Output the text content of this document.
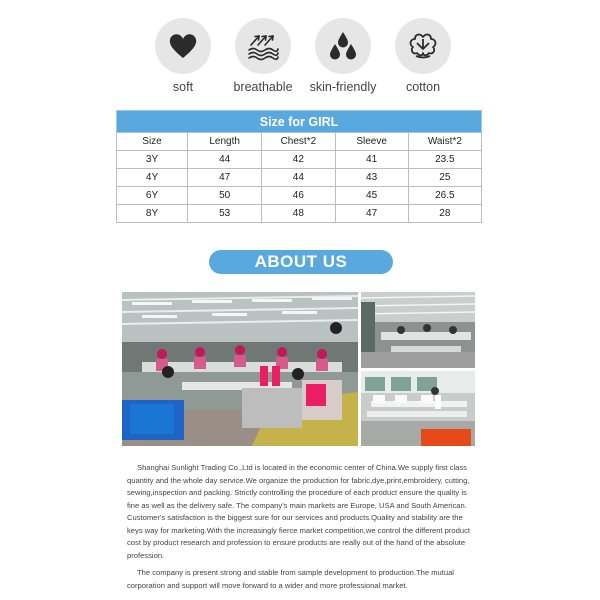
soft	breathable	skin-friendly	cotton
Size for GIRL				
Size	Length	Chest*2	Sleeve	Waist*2
3Y	44	42	41	23.5
4Y	47	44	43	25
6Y	50	46	45	26.5
8Y	53	48	47	28
ABOUT US

Shanghai Sunlight Trading Co.,Ltd is located in the economic center of China.We supply first class quantity and the whole day service.We organize the production for fabric,dye,print,embroidery, cutting, sewing,inspection and packing. Strictly controlling the procedure of each product ensure the quality is fine as well as the delivery safe. The company's main markets are Europe, USA and South American. Customer's satisfaction is the biggest sure for our services and products.Quality and stability are the keys way for marketing.With the increasingly fierce market competition,we control the different product cost by product research and profession to ensure products are really out of the hand of the absolute profession.

The company is present strong and stable from sample development to production.The mutual corporation and support will move forward to a wider and more professional market.
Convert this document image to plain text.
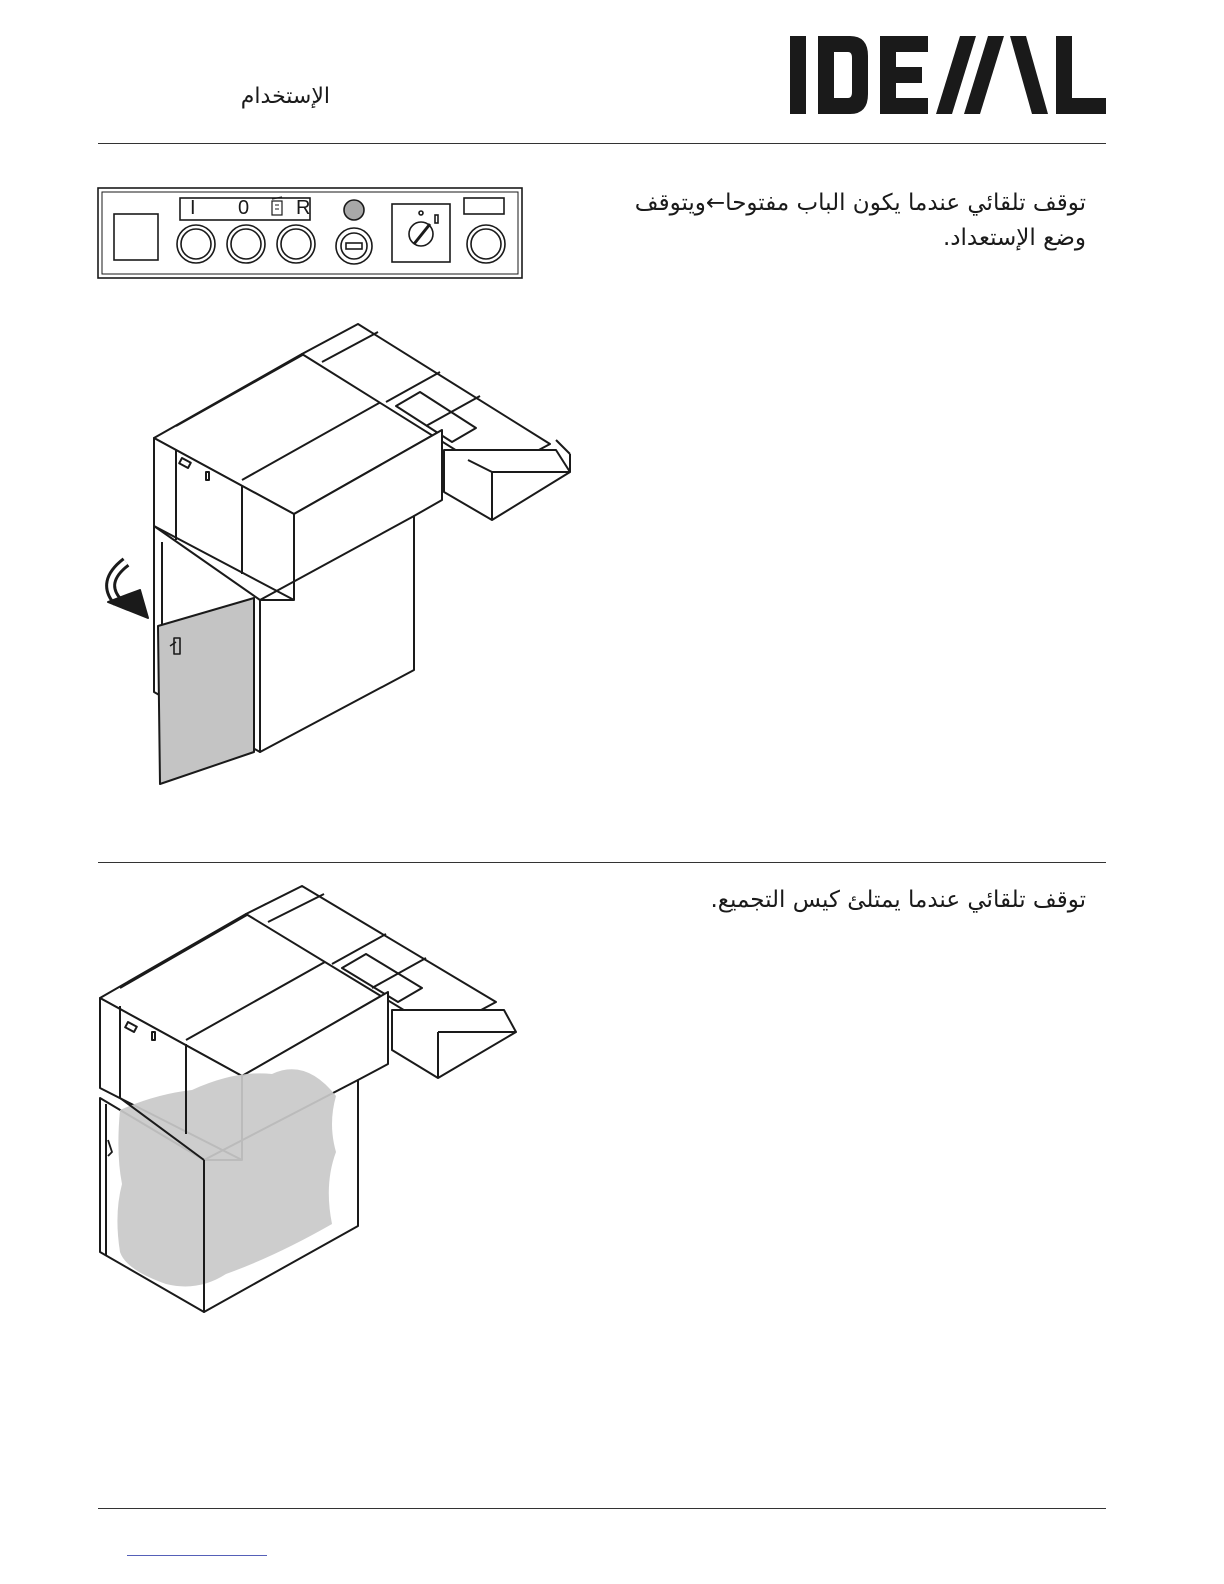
الإستخدام
I 0 R	توقف تلقائي عندما يكون الباب مفتوحا←ويتوقف
وضع الإستعداد.
توقف تلقائي عندما يمتلئ كيس التجميع.
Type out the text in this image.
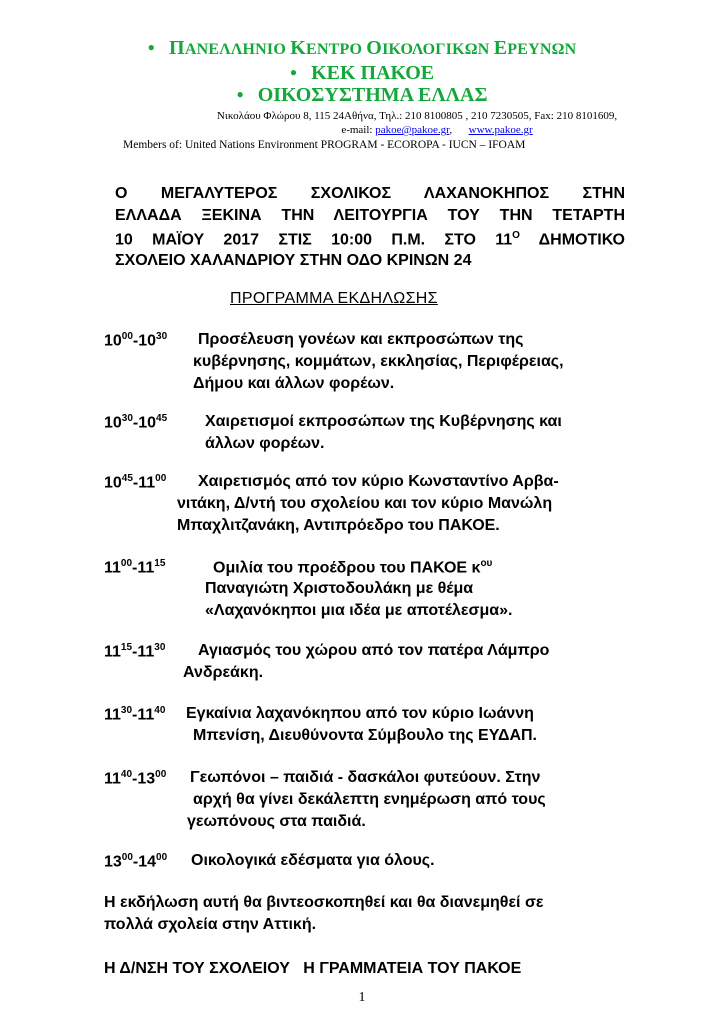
● ΠΑΝΕΛΛΗΝΙΟ ΚΕΝΤΡΟ ΟΙΚΟΛΟΓΙΚΩΝ ΕΡΕΥΝΩΝ
● ΚΕΚ ΠΑΚΟΕ
● ΟΙΚΟΣΥΣΤΗΜΑ ΕΛΛΑΣ
Νικολάου Φλώρου 8, 115 24Αθήνα, Τηλ.: 210 8100805 , 210 7230505, Fax: 210 8101609,
e-mail: pakoe@pakoe.gr,      www.pakoe.gr
Members of: United Nations Environment PROGRAM - ECOROPA - IUCN – IFOAM
Ο ΜΕΓΑΛΥΤΕΡΟΣ ΣΧΟΛΙΚΟΣ ΛΑΧΑΝΟΚΗΠΟΣ ΣΤΗΝ
ΕΛΛΑΔΑ ΞΕΚΙΝΑ ΤΗΝ ΛΕΙΤΟΥΡΓΙΑ ΤΟΥ ΤΗΝ ΤΕΤΑΡΤΗ
10 ΜΑΪΟΥ 2017 ΣΤΙΣ 10:00 Π.Μ. ΣΤΟ $11^O$ ΔΗΜΟΤΙΚΟ
ΣΧΟΛΕΙΟ ΧΑΛΑΝΔΡΙΟΥ ΣΤΗΝ ΟΔΟ ΚΡΙΝΩΝ 24
ΠΡΟΓΡΑΜΜΑ ΕΚΔΗΛΩΣΗΣ
$10^{00}-10^{30}$ Προσέλευση γονέων και εκπροσώπων της
κυβέρνησης, κομμάτων, εκκλησίας, Περιφέρειας,
Δήμου και άλλων φορέων.
$10^{30}-10^{45}$ Χαιρετισμοί εκπροσώπων της Κυβέρνησης και
άλλων φορέων.
$10^{45}-11^{00}$ Χαιρετισμός από τον κύριο Κωνσταντίνο Αρβα-
νιτάκη, Δ/ντή του σχολείου και τον κύριο Μανώλη
Μπαχλιτζανάκη, Αντιπρόεδρο του ΠΑΚΟΕ.
$11^{00}-11^{15}$	Ομιλία του προέδρου του ΠΑΚΟΕ $\kappa^{o\upsilon}$
Παναγιώτη Χριστοδουλάκη με θέμα
«Λαχανόκηποι μια ιδέα με αποτέλεσμα».
$11^{15}-11^{30}$ Αγιασμός του χώρου από τον πατέρα Λάμπρο
Ανδρεάκη.
$11^{30}-11^{40}$ Εγκαίνια λαχανόκηπου από τον κύριο Ιωάννη
Μπενίση, Διευθύνοντα Σύμβουλο της ΕΥΔΑΠ.
$11^{40}-13^{00}$ Γεωπόνοι – παιδιά - δασκάλοι φυτεύουν. Στην
αρχή θα γίνει δεκάλεπτη ενημέρωση από τους
γεωπόνους στα παιδιά.
$13^{00}-14^{00}$ Οικολογικά εδέσματα για όλους.
Η εκδήλωση αυτή θα βιντεοσκοπηθεί και θα διανεμηθεί σε
πολλά σχολεία στην Αττική.
Η Δ/ΝΣΗ ΤΟΥ ΣΧΟΛΕΙΟΥ   Η ΓΡΑΜΜΑΤΕΙΑ ΤΟΥ ΠΑΚΟΕ
1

:::

Set down exactly, from the line that contains "Type out the text in this image." through the last line of the data, each line as it stands, and leave the pictures out.

Type out the text in this image.
● ΠΑΝΕΛΛΗΝΙΟ ΚΕΝΤΡΟ ΟΙΚΟΛΟΓΙΚΩΝ ΕΡΕΥΝΩΝ
● ΚΕΚ ΠΑΚΟΕ
● ΟΙΚΟΣΥΣΤΗΜΑ ΕΛΛΑΣ
Νικολάου Φλώρου 8, 115 24Αθήνα, Τηλ.: 210 8100805 , 210 7230505, Fax: 210 8101609,
e-mail: pakoe@pakoe.gr,      www.pakoe.gr
Members of: United Nations Environment PROGRAM - ECOROPA - IUCN – IFOAM
Ο ΜΕΓΑΛΥΤΕΡΟΣ ΣΧΟΛΙΚΟΣ ΛΑΧΑΝΟΚΗΠΟΣ ΣΤΗΝ
ΕΛΛΑΔΑ ΞΕΚΙΝΑ ΤΗΝ ΛΕΙΤΟΥΡΓΙΑ ΤΟΥ ΤΗΝ ΤΕΤΑΡΤΗ
10 ΜΑΪΟΥ 2017 ΣΤΙΣ 10:00 Π.Μ. ΣΤΟ $11^O$ ΔΗΜΟΤΙΚΟ
ΣΧΟΛΕΙΟ ΧΑΛΑΝΔΡΙΟΥ ΣΤΗΝ ΟΔΟ ΚΡΙΝΩΝ 24
ΠΡΟΓΡΑΜΜΑ ΕΚΔΗΛΩΣΗΣ
$10^{00}-10^{30}$ Προσέλευση γονέων και εκπροσώπων της
κυβέρνησης, κομμάτων, εκκλησίας, Περιφέρειας,
Δήμου και άλλων φορέων.
$10^{30}-10^{45}$ Χαιρετισμοί εκπροσώπων της Κυβέρνησης και
άλλων φορέων.
$10^{45}-11^{00}$ Χαιρετισμός από τον κύριο Κωνσταντίνο Αρβα-
νιτάκη, Δ/ντή του σχολείου και τον κύριο Μανώλη
Μπαχλιτζανάκη, Αντιπρόεδρο του ΠΑΚΟΕ.
$11^{00}-11^{15}$	Ομιλία του προέδρου του ΠΑΚΟΕ $\kappa^{o\upsilon}$
Παναγιώτη Χριστοδουλάκη με θέμα
«Λαχανόκηποι μια ιδέα με αποτέλεσμα».
$11^{15}-11^{30}$ Αγιασμός του χώρου από τον πατέρα Λάμπρο
Ανδρεάκη.
$11^{30}-11^{40}$ Εγκαίνια λαχανόκηπου από τον κύριο Ιωάννη
Μπενίση, Διευθύνοντα Σύμβουλο της ΕΥΔΑΠ.
$11^{40}-13^{00}$ Γεωπόνοι – παιδιά - δασκάλοι φυτεύουν. Στην
αρχή θα γίνει δεκάλεπτη ενημέρωση από τους
γεωπόνους στα παιδιά.
$13^{00}-14^{00}$ Οικολογικά εδέσματα για όλους.
Η εκδήλωση αυτή θα βιντεοσκοπηθεί και θα διανεμηθεί σε
πολλά σχολεία στην Αττική.
Η Δ/ΝΣΗ ΤΟΥ ΣΧΟΛΕΙΟΥ   Η ΓΡΑΜΜΑΤΕΙΑ ΤΟΥ ΠΑΚΟΕ
1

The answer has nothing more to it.